[Dataset entries]

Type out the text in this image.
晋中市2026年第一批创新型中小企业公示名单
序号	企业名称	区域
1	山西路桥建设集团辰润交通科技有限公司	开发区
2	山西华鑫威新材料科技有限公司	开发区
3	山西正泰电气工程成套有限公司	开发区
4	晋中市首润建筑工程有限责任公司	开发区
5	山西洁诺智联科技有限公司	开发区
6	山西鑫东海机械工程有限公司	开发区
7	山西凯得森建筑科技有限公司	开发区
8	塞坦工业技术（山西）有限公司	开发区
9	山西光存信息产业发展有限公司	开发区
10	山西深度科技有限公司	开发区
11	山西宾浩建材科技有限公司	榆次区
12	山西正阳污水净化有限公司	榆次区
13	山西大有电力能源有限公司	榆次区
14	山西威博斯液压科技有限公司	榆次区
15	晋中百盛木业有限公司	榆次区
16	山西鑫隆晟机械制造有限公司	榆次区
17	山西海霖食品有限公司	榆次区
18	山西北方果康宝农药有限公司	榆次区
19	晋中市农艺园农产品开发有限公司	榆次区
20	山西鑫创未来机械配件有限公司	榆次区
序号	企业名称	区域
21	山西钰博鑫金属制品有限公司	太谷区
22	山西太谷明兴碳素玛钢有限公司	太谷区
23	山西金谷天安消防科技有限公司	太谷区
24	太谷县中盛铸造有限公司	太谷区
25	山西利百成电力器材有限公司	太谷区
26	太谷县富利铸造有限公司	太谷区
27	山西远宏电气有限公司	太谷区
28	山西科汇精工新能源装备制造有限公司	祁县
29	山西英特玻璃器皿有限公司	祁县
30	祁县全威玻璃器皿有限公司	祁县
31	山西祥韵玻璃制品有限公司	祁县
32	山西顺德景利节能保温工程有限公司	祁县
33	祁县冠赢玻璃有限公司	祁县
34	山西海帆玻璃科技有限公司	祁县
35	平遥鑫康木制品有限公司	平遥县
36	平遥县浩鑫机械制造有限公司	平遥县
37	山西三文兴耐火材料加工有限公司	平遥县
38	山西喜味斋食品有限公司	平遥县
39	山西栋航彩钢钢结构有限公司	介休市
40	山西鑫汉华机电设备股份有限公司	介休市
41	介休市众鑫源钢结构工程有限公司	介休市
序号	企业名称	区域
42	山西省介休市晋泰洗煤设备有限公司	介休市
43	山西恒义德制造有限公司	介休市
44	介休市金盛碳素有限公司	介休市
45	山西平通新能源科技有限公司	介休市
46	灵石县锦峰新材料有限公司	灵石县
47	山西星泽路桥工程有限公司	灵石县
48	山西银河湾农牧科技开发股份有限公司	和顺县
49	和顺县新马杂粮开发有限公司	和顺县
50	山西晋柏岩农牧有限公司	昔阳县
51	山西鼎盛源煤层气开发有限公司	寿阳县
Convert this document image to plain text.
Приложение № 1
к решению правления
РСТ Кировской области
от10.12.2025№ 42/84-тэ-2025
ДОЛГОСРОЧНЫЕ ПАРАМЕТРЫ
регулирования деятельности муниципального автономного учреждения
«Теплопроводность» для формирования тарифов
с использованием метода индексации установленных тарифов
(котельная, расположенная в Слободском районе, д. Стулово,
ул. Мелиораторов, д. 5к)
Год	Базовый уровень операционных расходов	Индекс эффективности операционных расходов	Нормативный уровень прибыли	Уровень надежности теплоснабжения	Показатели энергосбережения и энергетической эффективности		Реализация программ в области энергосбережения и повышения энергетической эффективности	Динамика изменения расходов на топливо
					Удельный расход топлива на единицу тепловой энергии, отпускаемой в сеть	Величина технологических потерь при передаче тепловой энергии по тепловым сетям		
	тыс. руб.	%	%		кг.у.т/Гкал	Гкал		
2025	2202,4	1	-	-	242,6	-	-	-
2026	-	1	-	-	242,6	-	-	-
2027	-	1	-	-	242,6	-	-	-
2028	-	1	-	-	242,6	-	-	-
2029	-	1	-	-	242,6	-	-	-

● What to do: Show, from the material above, each line that includes the string "области".

● Solution:
РСТ Кировской области
Год	Базовый уровень операционных расходов	Индекс эффективности операционных расходов	Нормативный уровень прибыли	Уровень надежности теплоснабжения	Показатели энергосбережения и энергетической эффективности		Реализация программ в области энергосбережения и повышения энергетической эффективности	Динамика изменения расходов на топливо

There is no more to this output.